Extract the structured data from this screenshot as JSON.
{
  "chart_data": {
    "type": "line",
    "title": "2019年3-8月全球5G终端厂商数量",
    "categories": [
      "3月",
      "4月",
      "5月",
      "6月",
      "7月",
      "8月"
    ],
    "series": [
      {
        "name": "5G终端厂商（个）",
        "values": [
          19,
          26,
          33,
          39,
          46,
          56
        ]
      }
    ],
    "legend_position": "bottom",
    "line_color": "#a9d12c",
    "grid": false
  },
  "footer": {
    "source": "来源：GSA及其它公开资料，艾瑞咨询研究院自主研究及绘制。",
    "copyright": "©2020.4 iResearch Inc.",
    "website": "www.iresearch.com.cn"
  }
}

* * *

__Exercise requirements__
Output all of the data again, exactly.

__Final result__
Extract the structured data from this screenshot as JSON.
{
  "chart_data": {
    "type": "line",
    "title": "2019年3-8月全球5G终端厂商数量",
    "categories": [
      "3月",
      "4月",
      "5月",
      "6月",
      "7月",
      "8月"
    ],
    "series": [
      {
        "name": "5G终端厂商（个）",
        "values": [
          19,
          26,
          33,
          39,
          46,
          56
        ]
      }
    ],
    "legend_position": "bottom",
    "line_color": "#a9d12c",
    "grid": false
  },
  "footer": {
    "source": "来源：GSA及其它公开资料，艾瑞咨询研究院自主研究及绘制。",
    "copyright": "©2020.4 iResearch Inc.",
    "website": "www.iresearch.com.cn"
  }
}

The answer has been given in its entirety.